# Tips on pets and prospective landlords...



## Rum_Kitty (Jun 14, 2009)

Basically, I made the slight mistake of not mentioning my menagerie to my letting agents before I moved in. Our landlord let himself in yesterday while we were out (grr), and um, yes, he's not pleased. I'm sure the boxes of mealworms and crickets all over the place doesn't help. I know I was very silly not to tell them when I moved in. He didn't say anything about us having to leave, just a cleaning bill but I would rather find somewhere I can get away with the animals I have without worrying about the landlord coming round to fix our roof/boiler whatever.

Does anybody have any tips on talking the next landlord round to our small fuzzies, scalies and spikies? I was considering mentioning vaguely that I have quite a few pets: Exotic small mammals, reptiles and a pair of cockatiels, but they are all confined to their cages so can't do any damage to the house. Any thing else I could mention? Except that the smell of ferrets will probably keep mice away lol. We are hopefully looking at a farm cottage so I'm hoping it wont be too much problem.


----------



## nutsonlizards (Feb 23, 2008)

Rum_Kitty said:


> Basically, I made the slight mistake of not mentioning my menagerie to my letting agents before I moved in. Our landlord let himself in yesterday while we were out (grr), and um, yes, he's not pleased. I'm sure the boxes of mealworms and crickets all over the place doesn't help. I know I was very silly not to tell them when I moved in. He didn't say anything about us having to leave, just a cleaning bill but I would rather find somewhere I can get away with the animals I have without worrying about the landlord coming round to fix our roof/boiler whatever.
> 
> Does anybody have any tips on talking the next landlord round to our small fuzzies, scalies and spikies? I was considering mentioning vaguely that I have quite a few pets: Exotic small mammals, reptiles and a pair of cockatiels, but they are all confined to their cages so can't do any damage to the house. Any thing else I could mention? Except that the smell of ferrets will probably keep mice away lol. We are hopefully looking at a farm cottage so I'm hoping it wont be too much problem.


right to start off your landlord cant just let him self in which it will state in your tenancy should at least give you 24 hour notice before he comes round , ( if i was you i would change the locks so he cant let himself in )
also i would worry to much because he cant just tell you leave as he has to give you notice and then after that you can still stay because he will have to take you to court which take months, (see you local CAB ).
As goes telling the next landlord about your pets it is realy a must that you tell them, but you got the part that they are in viv,s etc.. on your side


----------



## Rum_Kitty (Jun 14, 2009)

nutsonlizards said:


> right to start off your landlord cant just let him self in which it will state in your tenancy should at least give you 24 hour notice before he comes round , ( if i was you i would change the locks so he cant let himself in )
> also i would worry to much because he cant just tell you leave as he has to give you notice and then after that you can still stay because he will have to take you to court which take months, (see you local CAB ).
> As goes telling the next landlord about your pets it is realy a must that you tell them, but you got the part that they are in viv,s etc.. on your side


LOL yes I know, I was really pissed off the guy let himself in...we did ask about a broken boiler but asked them to come round on Thursday. All the animals are upstairs so he was obviously snooping likd mad. Grrr. I know I broke the rules but I feel a bit violated for him comin in too like .

### Data supplied:
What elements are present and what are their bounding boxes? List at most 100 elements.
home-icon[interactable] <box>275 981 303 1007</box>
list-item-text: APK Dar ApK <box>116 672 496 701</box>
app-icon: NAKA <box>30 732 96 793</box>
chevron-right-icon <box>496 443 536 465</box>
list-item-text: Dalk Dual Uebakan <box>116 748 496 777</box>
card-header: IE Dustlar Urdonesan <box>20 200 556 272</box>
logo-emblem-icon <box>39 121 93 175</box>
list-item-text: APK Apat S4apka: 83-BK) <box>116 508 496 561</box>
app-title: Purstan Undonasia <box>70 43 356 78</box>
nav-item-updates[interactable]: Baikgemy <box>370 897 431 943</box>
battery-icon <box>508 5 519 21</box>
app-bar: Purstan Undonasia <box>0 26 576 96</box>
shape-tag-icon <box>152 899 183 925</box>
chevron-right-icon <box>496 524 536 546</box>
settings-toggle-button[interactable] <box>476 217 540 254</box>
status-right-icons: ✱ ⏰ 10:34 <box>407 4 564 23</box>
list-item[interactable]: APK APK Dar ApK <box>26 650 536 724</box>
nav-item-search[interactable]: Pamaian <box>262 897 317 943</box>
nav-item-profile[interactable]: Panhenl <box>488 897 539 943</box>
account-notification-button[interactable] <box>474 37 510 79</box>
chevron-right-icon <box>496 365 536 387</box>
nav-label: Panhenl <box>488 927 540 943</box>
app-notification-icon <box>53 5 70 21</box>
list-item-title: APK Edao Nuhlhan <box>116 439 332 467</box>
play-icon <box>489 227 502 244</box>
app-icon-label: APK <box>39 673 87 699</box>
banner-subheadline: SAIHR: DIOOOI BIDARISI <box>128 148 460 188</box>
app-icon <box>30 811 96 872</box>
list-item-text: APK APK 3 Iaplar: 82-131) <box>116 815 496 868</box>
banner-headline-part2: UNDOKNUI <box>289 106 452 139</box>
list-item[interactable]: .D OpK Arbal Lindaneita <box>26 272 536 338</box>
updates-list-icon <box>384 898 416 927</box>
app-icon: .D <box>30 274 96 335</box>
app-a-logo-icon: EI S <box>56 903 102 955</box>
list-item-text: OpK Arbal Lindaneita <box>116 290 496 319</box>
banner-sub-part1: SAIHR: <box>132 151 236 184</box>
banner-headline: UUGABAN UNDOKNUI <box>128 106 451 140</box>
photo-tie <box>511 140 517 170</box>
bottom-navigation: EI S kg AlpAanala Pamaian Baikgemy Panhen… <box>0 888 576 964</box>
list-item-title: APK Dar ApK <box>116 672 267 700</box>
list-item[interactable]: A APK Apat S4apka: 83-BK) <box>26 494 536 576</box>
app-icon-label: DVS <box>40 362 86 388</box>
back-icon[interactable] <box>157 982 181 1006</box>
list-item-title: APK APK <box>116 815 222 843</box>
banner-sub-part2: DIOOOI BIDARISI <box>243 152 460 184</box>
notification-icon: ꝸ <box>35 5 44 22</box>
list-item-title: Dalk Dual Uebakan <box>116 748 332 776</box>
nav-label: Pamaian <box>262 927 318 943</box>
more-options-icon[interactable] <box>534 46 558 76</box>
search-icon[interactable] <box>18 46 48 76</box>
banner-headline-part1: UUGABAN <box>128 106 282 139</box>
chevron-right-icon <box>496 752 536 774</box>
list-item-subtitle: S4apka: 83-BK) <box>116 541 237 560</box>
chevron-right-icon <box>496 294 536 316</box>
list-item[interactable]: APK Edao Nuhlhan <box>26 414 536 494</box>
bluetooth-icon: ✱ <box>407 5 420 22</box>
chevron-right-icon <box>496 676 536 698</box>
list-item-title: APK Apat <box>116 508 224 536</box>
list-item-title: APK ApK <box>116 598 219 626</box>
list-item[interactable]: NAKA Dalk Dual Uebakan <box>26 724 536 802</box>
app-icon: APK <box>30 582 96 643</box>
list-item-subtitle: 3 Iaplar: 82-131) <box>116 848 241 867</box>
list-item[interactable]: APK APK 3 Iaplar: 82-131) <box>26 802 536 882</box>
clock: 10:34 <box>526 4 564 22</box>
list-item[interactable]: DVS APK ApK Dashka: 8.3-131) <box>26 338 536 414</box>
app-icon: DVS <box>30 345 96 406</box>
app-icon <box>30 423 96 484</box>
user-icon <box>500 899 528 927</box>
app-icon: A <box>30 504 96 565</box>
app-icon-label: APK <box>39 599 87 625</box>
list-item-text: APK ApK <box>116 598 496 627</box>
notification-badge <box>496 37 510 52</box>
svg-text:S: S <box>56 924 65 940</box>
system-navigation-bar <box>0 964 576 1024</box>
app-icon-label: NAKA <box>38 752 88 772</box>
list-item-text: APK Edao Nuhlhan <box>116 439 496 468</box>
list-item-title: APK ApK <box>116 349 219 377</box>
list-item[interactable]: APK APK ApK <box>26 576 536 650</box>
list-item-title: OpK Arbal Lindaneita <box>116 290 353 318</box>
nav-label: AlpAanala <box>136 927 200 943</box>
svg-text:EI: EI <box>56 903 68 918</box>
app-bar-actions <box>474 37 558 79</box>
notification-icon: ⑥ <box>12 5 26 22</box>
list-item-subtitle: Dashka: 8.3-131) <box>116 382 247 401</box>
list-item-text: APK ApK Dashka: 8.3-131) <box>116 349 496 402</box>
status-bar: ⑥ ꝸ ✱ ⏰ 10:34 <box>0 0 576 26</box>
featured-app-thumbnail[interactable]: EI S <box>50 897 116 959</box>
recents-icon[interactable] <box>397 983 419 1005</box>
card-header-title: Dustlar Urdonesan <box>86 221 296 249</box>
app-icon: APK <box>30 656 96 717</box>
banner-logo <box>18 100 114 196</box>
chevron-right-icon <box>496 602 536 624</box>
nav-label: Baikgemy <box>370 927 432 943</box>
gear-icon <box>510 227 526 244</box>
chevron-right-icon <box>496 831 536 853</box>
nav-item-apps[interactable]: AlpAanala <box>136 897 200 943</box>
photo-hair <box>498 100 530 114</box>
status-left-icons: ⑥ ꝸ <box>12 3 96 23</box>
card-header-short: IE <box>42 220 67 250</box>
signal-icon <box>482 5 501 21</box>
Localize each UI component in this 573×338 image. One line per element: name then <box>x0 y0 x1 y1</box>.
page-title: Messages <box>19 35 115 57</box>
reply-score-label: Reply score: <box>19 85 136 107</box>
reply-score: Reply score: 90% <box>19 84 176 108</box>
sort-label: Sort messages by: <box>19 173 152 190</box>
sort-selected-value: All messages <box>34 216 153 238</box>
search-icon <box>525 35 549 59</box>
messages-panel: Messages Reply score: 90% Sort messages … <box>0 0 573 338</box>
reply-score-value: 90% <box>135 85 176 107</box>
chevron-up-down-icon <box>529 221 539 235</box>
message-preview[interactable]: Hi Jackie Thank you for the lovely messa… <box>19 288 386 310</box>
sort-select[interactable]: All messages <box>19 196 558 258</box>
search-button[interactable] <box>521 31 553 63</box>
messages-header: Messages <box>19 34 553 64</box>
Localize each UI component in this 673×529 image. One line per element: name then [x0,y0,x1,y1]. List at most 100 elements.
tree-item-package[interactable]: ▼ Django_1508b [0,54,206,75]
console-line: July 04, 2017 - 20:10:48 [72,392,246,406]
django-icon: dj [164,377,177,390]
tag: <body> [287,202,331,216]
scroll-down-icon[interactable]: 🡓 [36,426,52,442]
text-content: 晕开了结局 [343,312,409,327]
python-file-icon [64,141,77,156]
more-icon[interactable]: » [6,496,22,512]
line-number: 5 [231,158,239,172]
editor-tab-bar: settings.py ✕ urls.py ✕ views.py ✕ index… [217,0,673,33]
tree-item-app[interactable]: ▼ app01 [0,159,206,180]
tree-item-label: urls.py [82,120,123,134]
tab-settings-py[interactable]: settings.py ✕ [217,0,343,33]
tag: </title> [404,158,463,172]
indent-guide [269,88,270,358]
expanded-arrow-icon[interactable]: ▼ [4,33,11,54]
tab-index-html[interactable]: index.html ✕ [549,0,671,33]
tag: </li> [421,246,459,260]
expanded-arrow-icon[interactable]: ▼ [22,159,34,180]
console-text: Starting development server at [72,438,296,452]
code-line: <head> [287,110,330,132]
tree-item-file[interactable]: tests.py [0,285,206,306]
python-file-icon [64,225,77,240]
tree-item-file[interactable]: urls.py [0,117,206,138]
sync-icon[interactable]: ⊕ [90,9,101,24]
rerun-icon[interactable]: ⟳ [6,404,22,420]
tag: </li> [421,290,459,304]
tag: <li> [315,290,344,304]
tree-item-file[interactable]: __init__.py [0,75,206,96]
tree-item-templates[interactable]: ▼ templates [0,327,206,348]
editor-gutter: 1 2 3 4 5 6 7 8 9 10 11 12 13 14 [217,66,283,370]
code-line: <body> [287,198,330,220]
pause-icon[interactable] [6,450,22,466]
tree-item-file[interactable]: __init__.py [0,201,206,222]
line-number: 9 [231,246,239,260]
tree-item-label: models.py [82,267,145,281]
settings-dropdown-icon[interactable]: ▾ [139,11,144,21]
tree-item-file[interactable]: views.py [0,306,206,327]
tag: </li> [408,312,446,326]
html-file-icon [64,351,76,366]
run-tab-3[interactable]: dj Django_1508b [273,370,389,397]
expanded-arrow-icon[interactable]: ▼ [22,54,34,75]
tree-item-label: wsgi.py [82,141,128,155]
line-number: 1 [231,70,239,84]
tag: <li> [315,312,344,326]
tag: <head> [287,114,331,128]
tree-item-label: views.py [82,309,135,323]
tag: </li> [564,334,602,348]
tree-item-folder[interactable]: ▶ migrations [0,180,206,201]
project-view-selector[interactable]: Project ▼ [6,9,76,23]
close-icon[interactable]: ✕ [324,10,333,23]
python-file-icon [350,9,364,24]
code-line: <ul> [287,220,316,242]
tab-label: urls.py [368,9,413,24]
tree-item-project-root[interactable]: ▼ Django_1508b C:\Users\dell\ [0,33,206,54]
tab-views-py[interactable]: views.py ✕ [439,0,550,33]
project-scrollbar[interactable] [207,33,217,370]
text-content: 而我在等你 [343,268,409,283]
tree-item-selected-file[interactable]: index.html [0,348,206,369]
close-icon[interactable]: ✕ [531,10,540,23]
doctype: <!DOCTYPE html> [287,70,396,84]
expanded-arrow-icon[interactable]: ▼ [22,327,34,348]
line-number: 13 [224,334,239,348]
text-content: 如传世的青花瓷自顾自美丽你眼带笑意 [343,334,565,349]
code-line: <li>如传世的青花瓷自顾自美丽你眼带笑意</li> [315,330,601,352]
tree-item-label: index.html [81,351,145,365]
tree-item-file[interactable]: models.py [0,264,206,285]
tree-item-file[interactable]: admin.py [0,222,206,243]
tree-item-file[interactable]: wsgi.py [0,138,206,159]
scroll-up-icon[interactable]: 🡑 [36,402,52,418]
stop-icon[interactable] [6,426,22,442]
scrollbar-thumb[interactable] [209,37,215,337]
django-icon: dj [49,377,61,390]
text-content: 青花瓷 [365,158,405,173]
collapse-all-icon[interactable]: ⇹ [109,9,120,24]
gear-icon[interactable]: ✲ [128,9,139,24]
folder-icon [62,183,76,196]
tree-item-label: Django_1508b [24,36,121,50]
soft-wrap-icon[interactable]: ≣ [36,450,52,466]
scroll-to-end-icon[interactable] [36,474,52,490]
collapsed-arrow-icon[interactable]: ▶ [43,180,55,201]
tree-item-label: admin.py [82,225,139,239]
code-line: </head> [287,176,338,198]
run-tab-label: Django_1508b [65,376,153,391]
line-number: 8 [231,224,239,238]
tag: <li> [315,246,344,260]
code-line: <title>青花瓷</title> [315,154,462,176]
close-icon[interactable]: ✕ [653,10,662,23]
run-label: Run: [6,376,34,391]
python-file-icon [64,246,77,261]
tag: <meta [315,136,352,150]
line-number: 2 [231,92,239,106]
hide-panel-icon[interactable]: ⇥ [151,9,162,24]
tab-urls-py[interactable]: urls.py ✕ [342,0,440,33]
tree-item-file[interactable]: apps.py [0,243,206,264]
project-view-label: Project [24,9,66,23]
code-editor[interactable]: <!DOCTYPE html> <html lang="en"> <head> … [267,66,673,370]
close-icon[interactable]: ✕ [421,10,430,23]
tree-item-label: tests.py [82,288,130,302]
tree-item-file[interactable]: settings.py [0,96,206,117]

### Task requirements:
A. In the thread about pets and landlords, how much notice does nutsonlizards say a landlord should give before coming round?
B. Please carry on the thread about pets and landlords from its last post.
The entries aren't needed for this work.

### Results in order:
A. At least 24 hours' notice.

B.
----------



## essexchondro (Apr 9, 2007)

I’m a landlord. Obviously I don’t have a problem with reptiles, but I would have a problem with my tenants not asking my permission first. 

I’m not sure of the legalities of it all but I’m not convinced that a tenant is legally allowed to changes the locks (my tenants can’t even paint the walls without my permission!!) and I’m not sure that the landlord couldn’t get rid of you sooner than the contract end date if you’ve broken the terms and conditions of your tenancy (which you probably have if it’s a standard tenancy agreement that you signed!). 

At the very least the landlord is probably within his rights to hold on to some of your deposit (he could easily make the argument that the place needs professional cleaning ready for the next tenants etc).

I do agree that it was wrong for the landlord to let himself in, though!


----------



## Rum_Kitty (Jun 14, 2009)

essexchondro said:


> I’m a landlord. Obviously I don’t have a problem with reptiles, but I would have a problem with my tenants not asking my permission first.
> 
> I’m not sure of the legalities of it all but I’m not convinced that a tenant is legally allowed to changes the locks (my tenants can’t even paint the walls without my permission!!) and I’m not sure that the landlord couldn’t get rid of you sooner than the contract end date if you’ve broken the terms and conditions of your tenancy (which you probably have if it’s a standard tenancy agreement that you signed!).
> 
> ...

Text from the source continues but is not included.